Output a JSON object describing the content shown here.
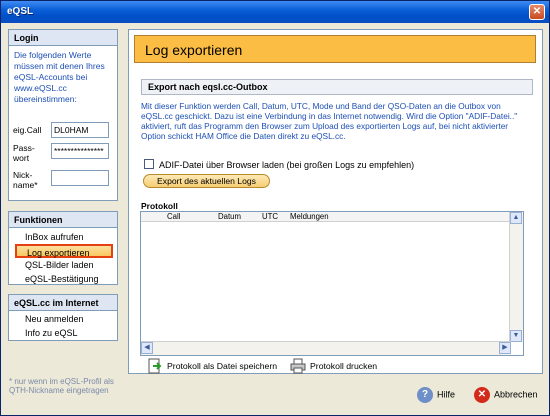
{
  "window": {
    "title": "eQSL"
  },
  "login": {
    "heading": "Login",
    "info": "Die folgenden Werte müssen mit denen Ihres eQSL-Accounts bei www.eQSL.cc übereinstimmen:",
    "call_label": "eig.Call",
    "call_value": "DL0HAM",
    "pass_label": "Pass-wort",
    "pass_value": "***************",
    "nick_label": "Nick-name*",
    "nick_value": ""
  },
  "functions": {
    "heading": "Funktionen",
    "items": [
      "InBox aufrufen",
      "Log exportieren",
      "QSL-Bilder laden",
      "eQSL-Bestätigung"
    ]
  },
  "internet": {
    "heading": "eQSL.cc im Internet",
    "items": [
      "Neu anmelden",
      "Info zu eQSL"
    ]
  },
  "footnote": "* nur wenn im eQSL-Profil als QTH-Nickname eingetragen",
  "main": {
    "heading": "Log exportieren",
    "section_title": "Export nach eqsl.cc-Outbox",
    "description": "Mit dieser Funktion werden Call, Datum, UTC, Mode und Band der QSO-Daten an die Outbox von eQSL.cc geschickt. Dazu ist eine Verbindung in das Internet notwendig. Wird die Option \"ADIF-Datei..\" aktiviert, ruft das Programm den Browser zum Upload des exportierten Logs auf, bei nicht aktivierter Option schickt HAM Office die Daten direkt zu eQSL.cc.",
    "checkbox_label": "ADIF-Datei über Browser laden (bei großen Logs zu empfehlen)",
    "export_button": "Export des aktuellen Logs",
    "protocol_label": "Protokoll",
    "columns": [
      "Call",
      "Datum",
      "UTC",
      "Meldungen"
    ]
  },
  "actions": {
    "save_protocol": "Protokoll als Datei speichern",
    "print_protocol": "Protokoll drucken",
    "help": "Hilfe",
    "cancel": "Abbrechen"
  },
  "colors": {
    "accent_header": "#fbbd43",
    "active_border": "#e64010",
    "info_text": "#1c4fb4"
  }
}
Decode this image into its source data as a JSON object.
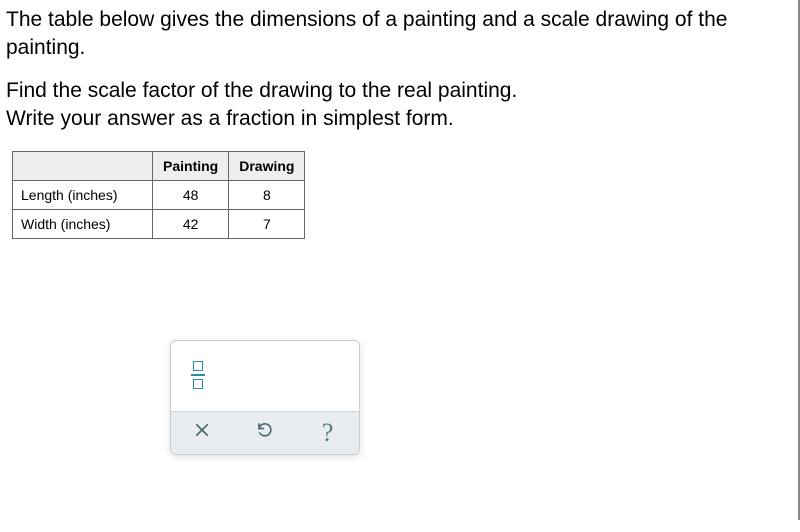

[EXERCISE TASK] Transcribe the entries above verbatim, omitting their pictures.

[RESULT]
Output a JSON object describing the content shown here.
{
  "window": {
    "title": "eQSL"
  },
  "login": {
    "heading": "Login",
    "info": "Die folgenden Werte müssen mit denen Ihres eQSL-Accounts bei www.eQSL.cc übereinstimmen:",
    "call_label": "eig.Call",
    "call_value": "DL0HAM",
    "pass_label": "Pass-wort",
    "pass_value": "***************",
    "nick_label": "Nick-name*",
    "nick_value": ""
  },
  "functions": {
    "heading": "Funktionen",
    "items": [
      "InBox aufrufen",
      "Log exportieren",
      "QSL-Bilder laden",
      "eQSL-Bestätigung"
    ]
  },
  "internet": {
    "heading": "eQSL.cc im Internet",
    "items": [
      "Neu anmelden",
      "Info zu eQSL"
    ]
  },
  "footnote": "* nur wenn im eQSL-Profil als QTH-Nickname eingetragen",
  "main": {
    "heading": "Log exportieren",
    "section_title": "Export nach eqsl.cc-Outbox",
    "description": "Mit dieser Funktion werden Call, Datum, UTC, Mode und Band der QSO-Daten an die Outbox von eQSL.cc geschickt. Dazu ist eine Verbindung in das Internet notwendig. Wird die Option \"ADIF-Datei..\" aktiviert, ruft das Programm den Browser zum Upload des exportierten Logs auf, bei nicht aktivierter Option schickt HAM Office die Daten direkt zu eQSL.cc.",
    "checkbox_label": "ADIF-Datei über Browser laden (bei großen Logs zu empfehlen)",
    "export_button": "Export des aktuellen Logs",
    "protocol_label": "Protokoll",
    "columns": [
      "Call",
      "Datum",
      "UTC",
      "Meldungen"
    ]
  },
  "actions": {
    "save_protocol": "Protokoll als Datei speichern",
    "print_protocol": "Protokoll drucken",
    "help": "Hilfe",
    "cancel": "Abbrechen"
  },
  "colors": {
    "accent_header": "#fbbd43",
    "active_border": "#e64010",
    "info_text": "#1c4fb4"
  }
}
Decode this image into its source data as a JSON object.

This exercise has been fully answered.